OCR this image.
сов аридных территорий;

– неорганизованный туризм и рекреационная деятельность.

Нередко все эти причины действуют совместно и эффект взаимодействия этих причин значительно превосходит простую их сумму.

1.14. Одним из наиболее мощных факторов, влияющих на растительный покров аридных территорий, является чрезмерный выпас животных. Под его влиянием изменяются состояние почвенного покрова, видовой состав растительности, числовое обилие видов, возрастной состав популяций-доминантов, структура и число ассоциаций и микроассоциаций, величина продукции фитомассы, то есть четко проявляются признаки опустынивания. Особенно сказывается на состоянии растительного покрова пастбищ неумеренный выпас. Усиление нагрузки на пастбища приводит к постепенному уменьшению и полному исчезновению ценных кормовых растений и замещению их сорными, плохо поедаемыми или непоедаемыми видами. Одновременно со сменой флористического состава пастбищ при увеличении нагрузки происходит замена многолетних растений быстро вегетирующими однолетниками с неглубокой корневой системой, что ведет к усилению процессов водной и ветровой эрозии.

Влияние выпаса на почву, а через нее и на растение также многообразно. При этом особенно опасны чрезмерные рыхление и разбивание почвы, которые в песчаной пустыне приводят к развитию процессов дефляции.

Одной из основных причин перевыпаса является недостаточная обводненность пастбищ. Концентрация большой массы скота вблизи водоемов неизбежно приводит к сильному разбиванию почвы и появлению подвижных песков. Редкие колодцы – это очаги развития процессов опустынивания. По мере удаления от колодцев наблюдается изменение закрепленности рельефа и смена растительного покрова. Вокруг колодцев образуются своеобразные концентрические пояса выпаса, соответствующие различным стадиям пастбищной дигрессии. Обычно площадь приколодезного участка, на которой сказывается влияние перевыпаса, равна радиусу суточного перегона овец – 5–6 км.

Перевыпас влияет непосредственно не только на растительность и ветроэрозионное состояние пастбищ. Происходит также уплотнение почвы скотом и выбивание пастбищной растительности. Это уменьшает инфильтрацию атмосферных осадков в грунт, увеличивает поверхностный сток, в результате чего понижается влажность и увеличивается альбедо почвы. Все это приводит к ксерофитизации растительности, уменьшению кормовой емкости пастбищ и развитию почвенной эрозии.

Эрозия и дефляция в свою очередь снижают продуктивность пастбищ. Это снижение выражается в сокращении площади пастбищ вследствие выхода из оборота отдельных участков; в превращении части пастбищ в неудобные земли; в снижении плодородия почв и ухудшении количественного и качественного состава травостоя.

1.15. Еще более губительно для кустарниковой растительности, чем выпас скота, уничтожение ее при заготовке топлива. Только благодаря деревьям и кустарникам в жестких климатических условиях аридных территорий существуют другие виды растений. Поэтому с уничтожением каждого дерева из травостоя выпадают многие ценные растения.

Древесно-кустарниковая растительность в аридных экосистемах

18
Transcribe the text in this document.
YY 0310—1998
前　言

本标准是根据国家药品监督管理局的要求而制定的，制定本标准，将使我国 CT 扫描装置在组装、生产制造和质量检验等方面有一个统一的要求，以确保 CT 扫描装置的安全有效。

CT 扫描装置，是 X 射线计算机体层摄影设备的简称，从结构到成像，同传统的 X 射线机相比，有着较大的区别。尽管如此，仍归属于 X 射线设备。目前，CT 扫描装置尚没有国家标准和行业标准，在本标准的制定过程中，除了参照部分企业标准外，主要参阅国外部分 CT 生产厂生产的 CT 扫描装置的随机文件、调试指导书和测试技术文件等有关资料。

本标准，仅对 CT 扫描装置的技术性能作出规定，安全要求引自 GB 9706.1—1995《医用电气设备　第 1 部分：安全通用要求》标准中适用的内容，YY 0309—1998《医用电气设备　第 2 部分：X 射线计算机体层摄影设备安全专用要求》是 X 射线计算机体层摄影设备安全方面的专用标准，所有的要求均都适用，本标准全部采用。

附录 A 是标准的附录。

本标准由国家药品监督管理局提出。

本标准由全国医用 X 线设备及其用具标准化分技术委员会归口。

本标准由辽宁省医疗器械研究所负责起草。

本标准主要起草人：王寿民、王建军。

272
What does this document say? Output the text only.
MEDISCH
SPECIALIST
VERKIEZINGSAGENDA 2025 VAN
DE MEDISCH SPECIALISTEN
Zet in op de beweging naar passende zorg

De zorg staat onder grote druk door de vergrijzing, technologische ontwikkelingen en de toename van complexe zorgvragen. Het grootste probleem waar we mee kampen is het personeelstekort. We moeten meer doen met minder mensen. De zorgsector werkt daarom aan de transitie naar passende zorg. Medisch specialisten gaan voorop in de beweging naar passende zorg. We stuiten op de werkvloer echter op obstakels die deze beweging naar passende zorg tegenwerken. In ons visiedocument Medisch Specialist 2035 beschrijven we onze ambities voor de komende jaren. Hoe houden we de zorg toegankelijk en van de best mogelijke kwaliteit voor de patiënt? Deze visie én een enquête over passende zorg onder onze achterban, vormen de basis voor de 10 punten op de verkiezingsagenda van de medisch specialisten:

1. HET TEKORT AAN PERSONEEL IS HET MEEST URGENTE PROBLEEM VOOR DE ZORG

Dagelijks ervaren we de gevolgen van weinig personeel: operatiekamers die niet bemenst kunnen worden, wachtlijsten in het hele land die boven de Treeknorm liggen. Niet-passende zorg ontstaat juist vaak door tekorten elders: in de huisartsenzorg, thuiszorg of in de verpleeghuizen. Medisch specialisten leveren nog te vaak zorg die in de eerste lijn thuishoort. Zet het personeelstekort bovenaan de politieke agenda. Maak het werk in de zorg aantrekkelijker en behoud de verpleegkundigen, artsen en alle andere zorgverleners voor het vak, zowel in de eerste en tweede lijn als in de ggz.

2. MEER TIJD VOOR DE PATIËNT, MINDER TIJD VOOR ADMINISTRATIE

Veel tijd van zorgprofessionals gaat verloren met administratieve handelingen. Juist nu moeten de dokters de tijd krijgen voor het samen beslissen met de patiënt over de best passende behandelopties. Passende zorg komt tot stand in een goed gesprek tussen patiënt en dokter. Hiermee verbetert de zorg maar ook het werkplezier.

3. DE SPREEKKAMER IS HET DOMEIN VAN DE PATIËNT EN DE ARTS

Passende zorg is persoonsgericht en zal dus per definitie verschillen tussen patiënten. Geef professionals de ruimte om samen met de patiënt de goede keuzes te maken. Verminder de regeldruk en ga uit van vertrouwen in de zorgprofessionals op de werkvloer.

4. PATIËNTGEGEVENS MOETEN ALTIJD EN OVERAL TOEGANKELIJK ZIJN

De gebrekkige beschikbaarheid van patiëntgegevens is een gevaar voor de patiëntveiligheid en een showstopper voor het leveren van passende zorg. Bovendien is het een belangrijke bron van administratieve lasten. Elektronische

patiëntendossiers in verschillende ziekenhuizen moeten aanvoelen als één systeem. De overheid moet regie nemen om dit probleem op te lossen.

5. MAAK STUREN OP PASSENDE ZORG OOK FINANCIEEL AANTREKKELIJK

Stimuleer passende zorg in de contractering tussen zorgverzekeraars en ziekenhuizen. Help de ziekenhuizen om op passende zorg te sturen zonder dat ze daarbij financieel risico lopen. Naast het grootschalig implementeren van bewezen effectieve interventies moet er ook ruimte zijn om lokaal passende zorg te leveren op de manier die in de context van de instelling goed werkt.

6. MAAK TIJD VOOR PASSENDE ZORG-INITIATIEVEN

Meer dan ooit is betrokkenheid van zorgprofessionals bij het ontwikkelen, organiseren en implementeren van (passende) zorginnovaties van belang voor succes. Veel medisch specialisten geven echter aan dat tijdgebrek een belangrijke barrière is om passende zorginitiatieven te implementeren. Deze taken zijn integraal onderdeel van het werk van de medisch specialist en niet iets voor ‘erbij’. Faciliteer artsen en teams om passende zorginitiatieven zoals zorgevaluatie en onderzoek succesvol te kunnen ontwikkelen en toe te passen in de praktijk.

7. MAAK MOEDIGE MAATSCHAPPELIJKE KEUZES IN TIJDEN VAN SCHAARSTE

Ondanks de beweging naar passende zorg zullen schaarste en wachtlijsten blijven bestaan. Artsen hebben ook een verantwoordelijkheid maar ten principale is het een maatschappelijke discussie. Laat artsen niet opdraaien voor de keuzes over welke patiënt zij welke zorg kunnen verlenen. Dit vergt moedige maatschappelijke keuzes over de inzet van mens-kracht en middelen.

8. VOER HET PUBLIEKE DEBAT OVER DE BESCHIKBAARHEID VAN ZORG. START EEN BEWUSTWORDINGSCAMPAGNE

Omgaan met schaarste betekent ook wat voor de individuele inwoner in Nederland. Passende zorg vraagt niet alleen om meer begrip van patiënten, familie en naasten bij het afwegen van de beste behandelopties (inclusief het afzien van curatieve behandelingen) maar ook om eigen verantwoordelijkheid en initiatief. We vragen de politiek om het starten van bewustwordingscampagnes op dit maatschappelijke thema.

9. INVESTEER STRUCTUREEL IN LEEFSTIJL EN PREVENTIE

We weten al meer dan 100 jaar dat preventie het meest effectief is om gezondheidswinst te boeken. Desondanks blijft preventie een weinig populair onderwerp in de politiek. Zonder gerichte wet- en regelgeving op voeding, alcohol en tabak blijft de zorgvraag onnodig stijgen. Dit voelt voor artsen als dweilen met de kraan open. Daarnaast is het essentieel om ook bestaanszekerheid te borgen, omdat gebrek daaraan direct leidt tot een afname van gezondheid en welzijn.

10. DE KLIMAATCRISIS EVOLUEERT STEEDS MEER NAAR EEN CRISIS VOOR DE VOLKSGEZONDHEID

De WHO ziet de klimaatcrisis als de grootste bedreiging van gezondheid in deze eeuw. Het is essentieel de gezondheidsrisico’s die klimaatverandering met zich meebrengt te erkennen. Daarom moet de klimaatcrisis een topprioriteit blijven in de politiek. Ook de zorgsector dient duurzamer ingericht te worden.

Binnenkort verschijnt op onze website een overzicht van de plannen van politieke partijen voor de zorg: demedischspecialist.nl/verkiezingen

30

═══

Set problem - List every line above that holds the word "this".

Expected answer -
OCR this image.
Transcribe the text in this document.
What does this document say? Output the text only.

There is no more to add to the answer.